Saved entries:
::::::

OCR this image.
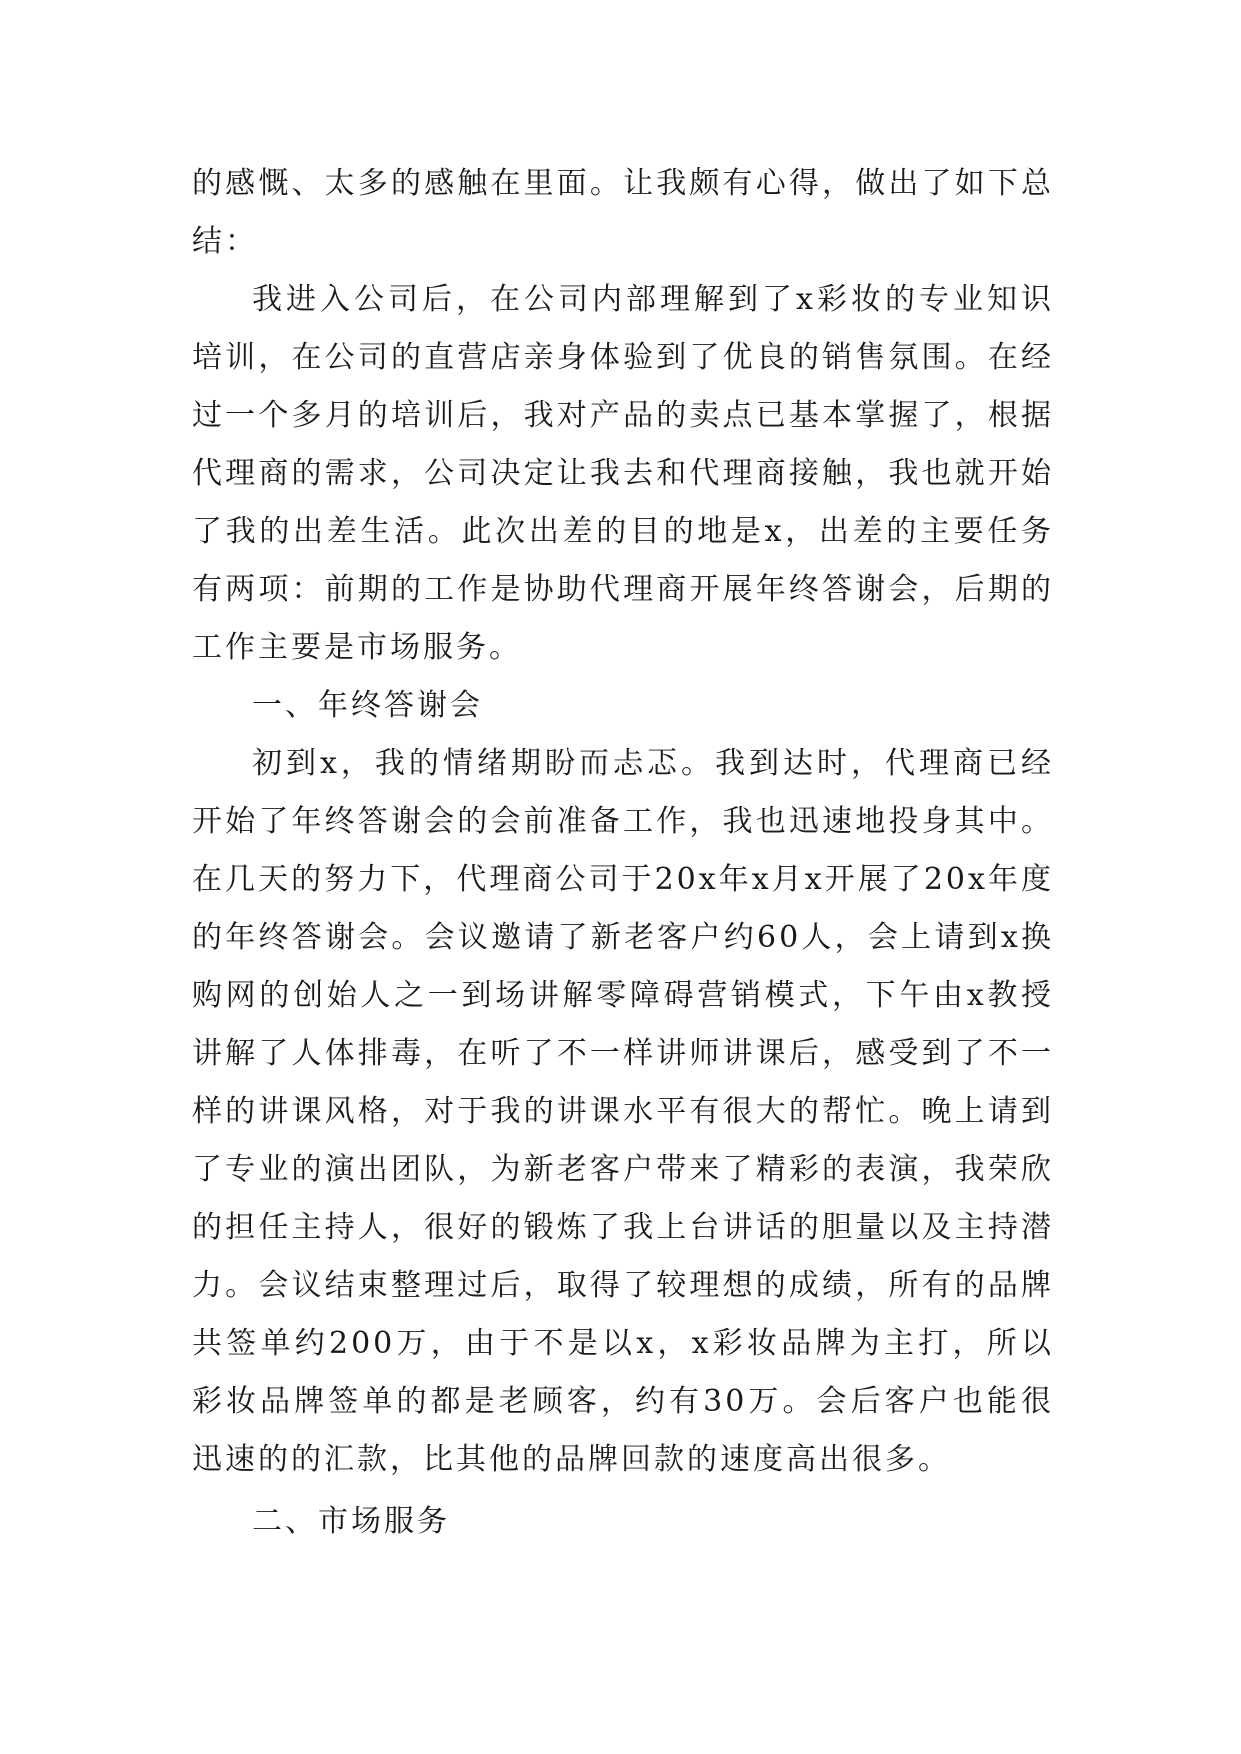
的感慨、太多的感触在里面。让我颇有心得，做出了如下总结：

我进入公司后，在公司内部理解到了x彩妆的专业知识培训，在公司的直营店亲身体验到了优良的销售氛围。在经过一个多月的培训后，我对产品的卖点已基本掌握了，根据代理商的需求，公司决定让我去和代理商接触，我也就开始了我的出差生活。此次出差的目的地是x，出差的主要任务有两项：前期的工作是协助代理商开展年终答谢会，后期的工作主要是市场服务。

一、年终答谢会

初到x，我的情绪期盼而忐忑。我到达时，代理商已经开始了年终答谢会的会前准备工作，我也迅速地投身其中。在几天的努力下，代理商公司于20x年x月x开展了20x年度的年终答谢会。会议邀请了新老客户约60人，会上请到x换购网的创始人之一到场讲解零障碍营销模式，下午由x教授讲解了人体排毒，在听了不一样讲师讲课后，感受到了不一样的讲课风格，对于我的讲课水平有很大的帮忙。晚上请到了专业的演出团队，为新老客户带来了精彩的表演，我荣欣的担任主持人，很好的锻炼了我上台讲话的胆量以及主持潜力。会议结束整理过后，取得了较理想的成绩，所有的品牌共签单约200万，由于不是以x，x彩妆品牌为主打，所以彩妆品牌签单的都是老顾客，约有30万。会后客户也能很迅速的的汇款，比其他的品牌回款的速度高出很多。

二、市场服务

::::::

Reproduce every line of the material precisely, omitting its pictures.

__OUTPUT OF THE EXERCISE__.
OCR this image.
的感慨、太多的感触在里面。让我颇有心得，做出了如下总结：

我进入公司后，在公司内部理解到了x彩妆的专业知识培训，在公司的直营店亲身体验到了优良的销售氛围。在经过一个多月的培训后，我对产品的卖点已基本掌握了，根据代理商的需求，公司决定让我去和代理商接触，我也就开始了我的出差生活。此次出差的目的地是x，出差的主要任务有两项：前期的工作是协助代理商开展年终答谢会，后期的工作主要是市场服务。

一、年终答谢会

初到x，我的情绪期盼而忐忑。我到达时，代理商已经开始了年终答谢会的会前准备工作，我也迅速地投身其中。在几天的努力下，代理商公司于20x年x月x开展了20x年度的年终答谢会。会议邀请了新老客户约60人，会上请到x换购网的创始人之一到场讲解零障碍营销模式，下午由x教授讲解了人体排毒，在听了不一样讲师讲课后，感受到了不一样的讲课风格，对于我的讲课水平有很大的帮忙。晚上请到了专业的演出团队，为新老客户带来了精彩的表演，我荣欣的担任主持人，很好的锻炼了我上台讲话的胆量以及主持潜力。会议结束整理过后，取得了较理想的成绩，所有的品牌共签单约200万，由于不是以x，x彩妆品牌为主打，所以彩妆品牌签单的都是老顾客，约有30万。会后客户也能很迅速的的汇款，比其他的品牌回款的速度高出很多。

二、市场服务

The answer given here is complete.